Would you output the whole listing below, exactly as it reads?

>> Start Input data

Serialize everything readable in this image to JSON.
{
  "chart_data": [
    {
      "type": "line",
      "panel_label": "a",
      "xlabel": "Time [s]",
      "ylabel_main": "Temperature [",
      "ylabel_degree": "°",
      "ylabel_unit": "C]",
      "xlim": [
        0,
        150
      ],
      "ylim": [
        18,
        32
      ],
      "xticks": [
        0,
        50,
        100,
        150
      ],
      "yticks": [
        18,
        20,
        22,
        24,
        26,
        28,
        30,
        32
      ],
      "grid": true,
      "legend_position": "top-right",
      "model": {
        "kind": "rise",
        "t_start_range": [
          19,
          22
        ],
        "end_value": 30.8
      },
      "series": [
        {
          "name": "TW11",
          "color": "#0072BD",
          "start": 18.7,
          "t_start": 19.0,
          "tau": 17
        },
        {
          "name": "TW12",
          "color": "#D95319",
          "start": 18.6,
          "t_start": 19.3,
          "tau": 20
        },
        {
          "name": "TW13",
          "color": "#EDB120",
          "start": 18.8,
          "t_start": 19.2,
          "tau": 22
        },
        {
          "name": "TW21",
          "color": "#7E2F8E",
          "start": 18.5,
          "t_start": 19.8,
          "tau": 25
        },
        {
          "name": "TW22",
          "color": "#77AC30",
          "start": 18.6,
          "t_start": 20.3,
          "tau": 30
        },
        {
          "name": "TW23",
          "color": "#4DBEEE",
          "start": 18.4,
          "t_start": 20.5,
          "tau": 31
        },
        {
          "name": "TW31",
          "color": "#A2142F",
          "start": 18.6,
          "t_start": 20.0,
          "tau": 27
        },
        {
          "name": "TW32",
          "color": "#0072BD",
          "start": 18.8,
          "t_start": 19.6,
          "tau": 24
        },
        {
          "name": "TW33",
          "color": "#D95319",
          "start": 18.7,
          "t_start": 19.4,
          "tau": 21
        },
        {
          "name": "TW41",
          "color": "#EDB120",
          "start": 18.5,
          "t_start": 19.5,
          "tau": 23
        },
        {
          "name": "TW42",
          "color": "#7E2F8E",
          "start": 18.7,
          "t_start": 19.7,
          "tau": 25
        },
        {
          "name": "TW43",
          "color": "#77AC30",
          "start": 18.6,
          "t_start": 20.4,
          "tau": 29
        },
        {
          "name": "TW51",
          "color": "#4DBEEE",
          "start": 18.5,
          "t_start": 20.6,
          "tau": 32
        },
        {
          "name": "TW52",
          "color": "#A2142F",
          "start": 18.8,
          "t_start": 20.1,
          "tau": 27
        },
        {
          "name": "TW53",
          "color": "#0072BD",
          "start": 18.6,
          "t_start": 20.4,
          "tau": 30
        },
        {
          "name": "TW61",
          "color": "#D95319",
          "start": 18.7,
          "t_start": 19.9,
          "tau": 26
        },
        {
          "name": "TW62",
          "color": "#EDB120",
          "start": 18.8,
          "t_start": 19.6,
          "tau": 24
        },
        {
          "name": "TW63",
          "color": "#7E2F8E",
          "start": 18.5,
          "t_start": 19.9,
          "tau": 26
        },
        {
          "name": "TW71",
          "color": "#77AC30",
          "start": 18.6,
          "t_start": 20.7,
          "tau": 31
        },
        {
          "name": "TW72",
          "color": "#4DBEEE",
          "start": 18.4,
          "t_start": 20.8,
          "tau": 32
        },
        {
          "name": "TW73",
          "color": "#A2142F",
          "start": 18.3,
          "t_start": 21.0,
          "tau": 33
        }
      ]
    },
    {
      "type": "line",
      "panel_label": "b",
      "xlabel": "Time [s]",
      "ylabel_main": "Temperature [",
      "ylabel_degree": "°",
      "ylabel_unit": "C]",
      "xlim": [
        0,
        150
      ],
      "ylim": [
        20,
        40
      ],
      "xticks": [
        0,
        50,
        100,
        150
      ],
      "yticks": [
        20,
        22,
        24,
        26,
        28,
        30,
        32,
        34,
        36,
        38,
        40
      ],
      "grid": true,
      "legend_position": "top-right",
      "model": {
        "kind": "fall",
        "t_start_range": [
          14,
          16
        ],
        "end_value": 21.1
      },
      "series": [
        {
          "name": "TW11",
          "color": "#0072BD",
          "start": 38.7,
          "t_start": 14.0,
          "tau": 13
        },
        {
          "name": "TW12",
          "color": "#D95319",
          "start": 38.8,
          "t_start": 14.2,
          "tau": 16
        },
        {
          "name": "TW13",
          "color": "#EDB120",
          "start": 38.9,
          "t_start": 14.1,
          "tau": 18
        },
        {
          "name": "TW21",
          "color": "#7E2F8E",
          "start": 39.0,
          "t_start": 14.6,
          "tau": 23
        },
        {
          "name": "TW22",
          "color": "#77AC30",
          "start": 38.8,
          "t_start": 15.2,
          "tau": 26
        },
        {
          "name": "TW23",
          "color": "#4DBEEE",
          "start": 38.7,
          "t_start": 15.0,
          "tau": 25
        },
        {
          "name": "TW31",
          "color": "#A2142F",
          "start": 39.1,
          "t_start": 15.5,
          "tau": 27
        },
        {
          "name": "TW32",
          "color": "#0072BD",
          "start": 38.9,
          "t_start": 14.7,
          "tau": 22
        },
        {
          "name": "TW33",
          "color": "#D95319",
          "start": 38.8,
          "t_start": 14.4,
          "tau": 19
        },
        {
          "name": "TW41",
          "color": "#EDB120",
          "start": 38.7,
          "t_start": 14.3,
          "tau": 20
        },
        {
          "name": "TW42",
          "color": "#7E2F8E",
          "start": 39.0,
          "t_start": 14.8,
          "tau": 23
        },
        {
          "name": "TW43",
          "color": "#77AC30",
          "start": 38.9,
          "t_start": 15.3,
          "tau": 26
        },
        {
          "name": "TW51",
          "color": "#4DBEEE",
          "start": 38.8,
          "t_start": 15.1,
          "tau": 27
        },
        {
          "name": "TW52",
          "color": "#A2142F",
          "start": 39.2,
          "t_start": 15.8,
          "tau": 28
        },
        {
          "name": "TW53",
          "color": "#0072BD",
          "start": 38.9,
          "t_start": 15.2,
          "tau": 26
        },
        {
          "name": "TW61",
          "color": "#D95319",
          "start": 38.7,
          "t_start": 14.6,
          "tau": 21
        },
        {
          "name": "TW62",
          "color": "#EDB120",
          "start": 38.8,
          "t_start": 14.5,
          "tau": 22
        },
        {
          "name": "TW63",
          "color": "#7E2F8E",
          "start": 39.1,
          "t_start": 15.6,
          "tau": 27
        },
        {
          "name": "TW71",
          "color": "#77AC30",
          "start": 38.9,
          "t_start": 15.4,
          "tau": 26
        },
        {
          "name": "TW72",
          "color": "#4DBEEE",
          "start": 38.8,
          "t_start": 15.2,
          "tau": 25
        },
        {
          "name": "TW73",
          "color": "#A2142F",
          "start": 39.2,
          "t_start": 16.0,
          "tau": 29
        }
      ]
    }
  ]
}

>> End Input data

▶ Output of the task:
Serialize everything readable in this image to JSON.
{
  "chart_data": [
    {
      "type": "line",
      "panel_label": "a",
      "xlabel": "Time [s]",
      "ylabel_main": "Temperature [",
      "ylabel_degree": "°",
      "ylabel_unit": "C]",
      "xlim": [
        0,
        150
      ],
      "ylim": [
        18,
        32
      ],
      "xticks": [
        0,
        50,
        100,
        150
      ],
      "yticks": [
        18,
        20,
        22,
        24,
        26,
        28,
        30,
        32
      ],
      "grid": true,
      "legend_position": "top-right",
      "model": {
        "kind": "rise",
        "t_start_range": [
          19,
          22
        ],
        "end_value": 30.8
      },
      "series": [
        {
          "name": "TW11",
          "color": "#0072BD",
          "start": 18.7,
          "t_start": 19.0,
          "tau": 17
        },
        {
          "name": "TW12",
          "color": "#D95319",
          "start": 18.6,
          "t_start": 19.3,
          "tau": 20
        },
        {
          "name": "TW13",
          "color": "#EDB120",
          "start": 18.8,
          "t_start": 19.2,
          "tau": 22
        },
        {
          "name": "TW21",
          "color": "#7E2F8E",
          "start": 18.5,
          "t_start": 19.8,
          "tau": 25
        },
        {
          "name": "TW22",
          "color": "#77AC30",
          "start": 18.6,
          "t_start": 20.3,
          "tau": 30
        },
        {
          "name": "TW23",
          "color": "#4DBEEE",
          "start": 18.4,
          "t_start": 20.5,
          "tau": 31
        },
        {
          "name": "TW31",
          "color": "#A2142F",
          "start": 18.6,
          "t_start": 20.0,
          "tau": 27
        },
        {
          "name": "TW32",
          "color": "#0072BD",
          "start": 18.8,
          "t_start": 19.6,
          "tau": 24
        },
        {
          "name": "TW33",
          "color": "#D95319",
          "start": 18.7,
          "t_start": 19.4,
          "tau": 21
        },
        {
          "name": "TW41",
          "color": "#EDB120",
          "start": 18.5,
          "t_start": 19.5,
          "tau": 23
        },
        {
          "name": "TW42",
          "color": "#7E2F8E",
          "start": 18.7,
          "t_start": 19.7,
          "tau": 25
        },
        {
          "name": "TW43",
          "color": "#77AC30",
          "start": 18.6,
          "t_start": 20.4,
          "tau": 29
        },
        {
          "name": "TW51",
          "color": "#4DBEEE",
          "start": 18.5,
          "t_start": 20.6,
          "tau": 32
        },
        {
          "name": "TW52",
          "color": "#A2142F",
          "start": 18.8,
          "t_start": 20.1,
          "tau": 27
        },
        {
          "name": "TW53",
          "color": "#0072BD",
          "start": 18.6,
          "t_start": 20.4,
          "tau": 30
        },
        {
          "name": "TW61",
          "color": "#D95319",
          "start": 18.7,
          "t_start": 19.9,
          "tau": 26
        },
        {
          "name": "TW62",
          "color": "#EDB120",
          "start": 18.8,
          "t_start": 19.6,
          "tau": 24
        },
        {
          "name": "TW63",
          "color": "#7E2F8E",
          "start": 18.5,
          "t_start": 19.9,
          "tau": 26
        },
        {
          "name": "TW71",
          "color": "#77AC30",
          "start": 18.6,
          "t_start": 20.7,
          "tau": 31
        },
        {
          "name": "TW72",
          "color": "#4DBEEE",
          "start": 18.4,
          "t_start": 20.8,
          "tau": 32
        },
        {
          "name": "TW73",
          "color": "#A2142F",
          "start": 18.3,
          "t_start": 21.0,
          "tau": 33
        }
      ]
    },
    {
      "type": "line",
      "panel_label": "b",
      "xlabel": "Time [s]",
      "ylabel_main": "Temperature [",
      "ylabel_degree": "°",
      "ylabel_unit": "C]",
      "xlim": [
        0,
        150
      ],
      "ylim": [
        20,
        40
      ],
      "xticks": [
        0,
        50,
        100,
        150
      ],
      "yticks": [
        20,
        22,
        24,
        26,
        28,
        30,
        32,
        34,
        36,
        38,
        40
      ],
      "grid": true,
      "legend_position": "top-right",
      "model": {
        "kind": "fall",
        "t_start_range": [
          14,
          16
        ],
        "end_value": 21.1
      },
      "series": [
        {
          "name": "TW11",
          "color": "#0072BD",
          "start": 38.7,
          "t_start": 14.0,
          "tau": 13
        },
        {
          "name": "TW12",
          "color": "#D95319",
          "start": 38.8,
          "t_start": 14.2,
          "tau": 16
        },
        {
          "name": "TW13",
          "color": "#EDB120",
          "start": 38.9,
          "t_start": 14.1,
          "tau": 18
        },
        {
          "name": "TW21",
          "color": "#7E2F8E",
          "start": 39.0,
          "t_start": 14.6,
          "tau": 23
        },
        {
          "name": "TW22",
          "color": "#77AC30",
          "start": 38.8,
          "t_start": 15.2,
          "tau": 26
        },
        {
          "name": "TW23",
          "color": "#4DBEEE",
          "start": 38.7,
          "t_start": 15.0,
          "tau": 25
        },
        {
          "name": "TW31",
          "color": "#A2142F",
          "start": 39.1,
          "t_start": 15.5,
          "tau": 27
        },
        {
          "name": "TW32",
          "color": "#0072BD",
          "start": 38.9,
          "t_start": 14.7,
          "tau": 22
        },
        {
          "name": "TW33",
          "color": "#D95319",
          "start": 38.8,
          "t_start": 14.4,
          "tau": 19
        },
        {
          "name": "TW41",
          "color": "#EDB120",
          "start": 38.7,
          "t_start": 14.3,
          "tau": 20
        },
        {
          "name": "TW42",
          "color": "#7E2F8E",
          "start": 39.0,
          "t_start": 14.8,
          "tau": 23
        },
        {
          "name": "TW43",
          "color": "#77AC30",
          "start": 38.9,
          "t_start": 15.3,
          "tau": 26
        },
        {
          "name": "TW51",
          "color": "#4DBEEE",
          "start": 38.8,
          "t_start": 15.1,
          "tau": 27
        },
        {
          "name": "TW52",
          "color": "#A2142F",
          "start": 39.2,
          "t_start": 15.8,
          "tau": 28
        },
        {
          "name": "TW53",
          "color": "#0072BD",
          "start": 38.9,
          "t_start": 15.2,
          "tau": 26
        },
        {
          "name": "TW61",
          "color": "#D95319",
          "start": 38.7,
          "t_start": 14.6,
          "tau": 21
        },
        {
          "name": "TW62",
          "color": "#EDB120",
          "start": 38.8,
          "t_start": 14.5,
          "tau": 22
        },
        {
          "name": "TW63",
          "color": "#7E2F8E",
          "start": 39.1,
          "t_start": 15.6,
          "tau": 27
        },
        {
          "name": "TW71",
          "color": "#77AC30",
          "start": 38.9,
          "t_start": 15.4,
          "tau": 26
        },
        {
          "name": "TW72",
          "color": "#4DBEEE",
          "start": 38.8,
          "t_start": 15.2,
          "tau": 25
        },
        {
          "name": "TW73",
          "color": "#A2142F",
          "start": 39.2,
          "t_start": 16.0,
          "tau": 29
        }
      ]
    }
  ]
}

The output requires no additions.